╭─ Data provided
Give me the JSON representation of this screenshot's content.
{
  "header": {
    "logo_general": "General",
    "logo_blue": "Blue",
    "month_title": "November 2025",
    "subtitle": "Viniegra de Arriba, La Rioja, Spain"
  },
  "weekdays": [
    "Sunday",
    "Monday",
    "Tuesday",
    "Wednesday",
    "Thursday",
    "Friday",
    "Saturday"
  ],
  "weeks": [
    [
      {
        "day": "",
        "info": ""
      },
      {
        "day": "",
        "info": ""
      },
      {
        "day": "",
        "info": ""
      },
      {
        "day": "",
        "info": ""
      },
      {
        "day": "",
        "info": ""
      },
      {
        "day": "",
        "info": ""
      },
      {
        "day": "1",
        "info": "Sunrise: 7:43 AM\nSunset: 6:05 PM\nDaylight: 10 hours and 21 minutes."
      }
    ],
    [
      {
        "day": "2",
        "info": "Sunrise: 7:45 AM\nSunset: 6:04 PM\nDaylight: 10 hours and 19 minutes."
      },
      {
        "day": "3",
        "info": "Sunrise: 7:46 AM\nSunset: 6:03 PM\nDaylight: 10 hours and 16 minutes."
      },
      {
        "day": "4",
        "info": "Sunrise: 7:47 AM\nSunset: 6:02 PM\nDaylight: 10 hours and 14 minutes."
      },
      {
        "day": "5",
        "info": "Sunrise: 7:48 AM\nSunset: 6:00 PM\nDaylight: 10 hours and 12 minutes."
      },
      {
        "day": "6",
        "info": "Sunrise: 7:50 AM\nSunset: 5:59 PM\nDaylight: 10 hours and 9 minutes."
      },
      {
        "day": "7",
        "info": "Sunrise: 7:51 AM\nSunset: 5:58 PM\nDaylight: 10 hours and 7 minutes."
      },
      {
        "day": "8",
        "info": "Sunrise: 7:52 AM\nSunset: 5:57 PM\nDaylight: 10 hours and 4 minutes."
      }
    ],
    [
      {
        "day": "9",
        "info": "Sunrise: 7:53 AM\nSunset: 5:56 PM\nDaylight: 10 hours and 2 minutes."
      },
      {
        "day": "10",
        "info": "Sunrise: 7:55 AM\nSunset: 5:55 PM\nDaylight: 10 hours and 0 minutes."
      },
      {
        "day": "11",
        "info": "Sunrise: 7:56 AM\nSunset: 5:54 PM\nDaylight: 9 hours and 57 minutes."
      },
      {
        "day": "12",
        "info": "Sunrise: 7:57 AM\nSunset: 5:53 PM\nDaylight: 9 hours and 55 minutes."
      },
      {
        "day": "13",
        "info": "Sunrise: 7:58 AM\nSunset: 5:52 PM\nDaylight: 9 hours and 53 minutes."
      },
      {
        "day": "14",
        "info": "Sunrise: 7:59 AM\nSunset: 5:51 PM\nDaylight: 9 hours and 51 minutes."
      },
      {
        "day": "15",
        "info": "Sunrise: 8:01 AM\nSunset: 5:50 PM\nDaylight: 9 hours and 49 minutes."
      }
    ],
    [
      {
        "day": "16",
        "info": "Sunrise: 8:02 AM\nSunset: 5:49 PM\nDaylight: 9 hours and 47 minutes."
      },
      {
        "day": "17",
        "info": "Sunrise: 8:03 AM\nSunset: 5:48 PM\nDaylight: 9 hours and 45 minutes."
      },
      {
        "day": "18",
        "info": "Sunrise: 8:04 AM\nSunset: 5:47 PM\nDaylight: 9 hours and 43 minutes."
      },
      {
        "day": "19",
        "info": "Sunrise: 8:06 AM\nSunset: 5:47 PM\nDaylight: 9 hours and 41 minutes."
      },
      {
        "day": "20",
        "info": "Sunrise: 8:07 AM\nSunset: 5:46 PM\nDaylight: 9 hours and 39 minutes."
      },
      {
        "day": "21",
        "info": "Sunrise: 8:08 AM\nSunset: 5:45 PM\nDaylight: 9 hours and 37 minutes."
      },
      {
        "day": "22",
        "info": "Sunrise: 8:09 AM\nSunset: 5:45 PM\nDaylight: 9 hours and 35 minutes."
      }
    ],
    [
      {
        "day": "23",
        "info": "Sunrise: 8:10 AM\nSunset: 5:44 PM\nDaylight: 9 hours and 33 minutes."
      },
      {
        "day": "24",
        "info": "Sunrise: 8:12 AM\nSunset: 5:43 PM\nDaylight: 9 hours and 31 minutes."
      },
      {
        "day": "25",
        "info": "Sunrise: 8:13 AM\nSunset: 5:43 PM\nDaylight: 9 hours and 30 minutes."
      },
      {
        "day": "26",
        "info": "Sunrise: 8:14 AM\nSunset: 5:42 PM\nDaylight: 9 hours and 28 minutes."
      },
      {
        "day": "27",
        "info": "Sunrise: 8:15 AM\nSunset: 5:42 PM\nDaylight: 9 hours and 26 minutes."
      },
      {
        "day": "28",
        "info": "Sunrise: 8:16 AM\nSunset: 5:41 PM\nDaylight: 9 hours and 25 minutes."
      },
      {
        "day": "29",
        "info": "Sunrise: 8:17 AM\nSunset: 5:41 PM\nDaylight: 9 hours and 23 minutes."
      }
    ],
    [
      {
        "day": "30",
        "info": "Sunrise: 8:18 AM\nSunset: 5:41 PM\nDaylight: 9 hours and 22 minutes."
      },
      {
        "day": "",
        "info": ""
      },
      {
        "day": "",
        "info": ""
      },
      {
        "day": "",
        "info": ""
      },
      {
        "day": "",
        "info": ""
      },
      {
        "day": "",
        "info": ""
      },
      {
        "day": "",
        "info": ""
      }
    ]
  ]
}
╰─
▶ **Written instruction**
The lines above should be duplicated exactly.

▶ **Response**
Give me the JSON representation of this screenshot's content.
{
  "header": {
    "logo_general": "General",
    "logo_blue": "Blue",
    "month_title": "November 2025",
    "subtitle": "Viniegra de Arriba, La Rioja, Spain"
  },
  "weekdays": [
    "Sunday",
    "Monday",
    "Tuesday",
    "Wednesday",
    "Thursday",
    "Friday",
    "Saturday"
  ],
  "weeks": [
    [
      {
        "day": "",
        "info": ""
      },
      {
        "day": "",
        "info": ""
      },
      {
        "day": "",
        "info": ""
      },
      {
        "day": "",
        "info": ""
      },
      {
        "day": "",
        "info": ""
      },
      {
        "day": "",
        "info": ""
      },
      {
        "day": "1",
        "info": "Sunrise: 7:43 AM\nSunset: 6:05 PM\nDaylight: 10 hours and 21 minutes."
      }
    ],
    [
      {
        "day": "2",
        "info": "Sunrise: 7:45 AM\nSunset: 6:04 PM\nDaylight: 10 hours and 19 minutes."
      },
      {
        "day": "3",
        "info": "Sunrise: 7:46 AM\nSunset: 6:03 PM\nDaylight: 10 hours and 16 minutes."
      },
      {
        "day": "4",
        "info": "Sunrise: 7:47 AM\nSunset: 6:02 PM\nDaylight: 10 hours and 14 minutes."
      },
      {
        "day": "5",
        "info": "Sunrise: 7:48 AM\nSunset: 6:00 PM\nDaylight: 10 hours and 12 minutes."
      },
      {
        "day": "6",
        "info": "Sunrise: 7:50 AM\nSunset: 5:59 PM\nDaylight: 10 hours and 9 minutes."
      },
      {
        "day": "7",
        "info": "Sunrise: 7:51 AM\nSunset: 5:58 PM\nDaylight: 10 hours and 7 minutes."
      },
      {
        "day": "8",
        "info": "Sunrise: 7:52 AM\nSunset: 5:57 PM\nDaylight: 10 hours and 4 minutes."
      }
    ],
    [
      {
        "day": "9",
        "info": "Sunrise: 7:53 AM\nSunset: 5:56 PM\nDaylight: 10 hours and 2 minutes."
      },
      {
        "day": "10",
        "info": "Sunrise: 7:55 AM\nSunset: 5:55 PM\nDaylight: 10 hours and 0 minutes."
      },
      {
        "day": "11",
        "info": "Sunrise: 7:56 AM\nSunset: 5:54 PM\nDaylight: 9 hours and 57 minutes."
      },
      {
        "day": "12",
        "info": "Sunrise: 7:57 AM\nSunset: 5:53 PM\nDaylight: 9 hours and 55 minutes."
      },
      {
        "day": "13",
        "info": "Sunrise: 7:58 AM\nSunset: 5:52 PM\nDaylight: 9 hours and 53 minutes."
      },
      {
        "day": "14",
        "info": "Sunrise: 7:59 AM\nSunset: 5:51 PM\nDaylight: 9 hours and 51 minutes."
      },
      {
        "day": "15",
        "info": "Sunrise: 8:01 AM\nSunset: 5:50 PM\nDaylight: 9 hours and 49 minutes."
      }
    ],
    [
      {
        "day": "16",
        "info": "Sunrise: 8:02 AM\nSunset: 5:49 PM\nDaylight: 9 hours and 47 minutes."
      },
      {
        "day": "17",
        "info": "Sunrise: 8:03 AM\nSunset: 5:48 PM\nDaylight: 9 hours and 45 minutes."
      },
      {
        "day": "18",
        "info": "Sunrise: 8:04 AM\nSunset: 5:47 PM\nDaylight: 9 hours and 43 minutes."
      },
      {
        "day": "19",
        "info": "Sunrise: 8:06 AM\nSunset: 5:47 PM\nDaylight: 9 hours and 41 minutes."
      },
      {
        "day": "20",
        "info": "Sunrise: 8:07 AM\nSunset: 5:46 PM\nDaylight: 9 hours and 39 minutes."
      },
      {
        "day": "21",
        "info": "Sunrise: 8:08 AM\nSunset: 5:45 PM\nDaylight: 9 hours and 37 minutes."
      },
      {
        "day": "22",
        "info": "Sunrise: 8:09 AM\nSunset: 5:45 PM\nDaylight: 9 hours and 35 minutes."
      }
    ],
    [
      {
        "day": "23",
        "info": "Sunrise: 8:10 AM\nSunset: 5:44 PM\nDaylight: 9 hours and 33 minutes."
      },
      {
        "day": "24",
        "info": "Sunrise: 8:12 AM\nSunset: 5:43 PM\nDaylight: 9 hours and 31 minutes."
      },
      {
        "day": "25",
        "info": "Sunrise: 8:13 AM\nSunset: 5:43 PM\nDaylight: 9 hours and 30 minutes."
      },
      {
        "day": "26",
        "info": "Sunrise: 8:14 AM\nSunset: 5:42 PM\nDaylight: 9 hours and 28 minutes."
      },
      {
        "day": "27",
        "info": "Sunrise: 8:15 AM\nSunset: 5:42 PM\nDaylight: 9 hours and 26 minutes."
      },
      {
        "day": "28",
        "info": "Sunrise: 8:16 AM\nSunset: 5:41 PM\nDaylight: 9 hours and 25 minutes."
      },
      {
        "day": "29",
        "info": "Sunrise: 8:17 AM\nSunset: 5:41 PM\nDaylight: 9 hours and 23 minutes."
      }
    ],
    [
      {
        "day": "30",
        "info": "Sunrise: 8:18 AM\nSunset: 5:41 PM\nDaylight: 9 hours and 22 minutes."
      },
      {
        "day": "",
        "info": ""
      },
      {
        "day": "",
        "info": ""
      },
      {
        "day": "",
        "info": ""
      },
      {
        "day": "",
        "info": ""
      },
      {
        "day": "",
        "info": ""
      },
      {
        "day": "",
        "info": ""
      }
    ]
  ]
}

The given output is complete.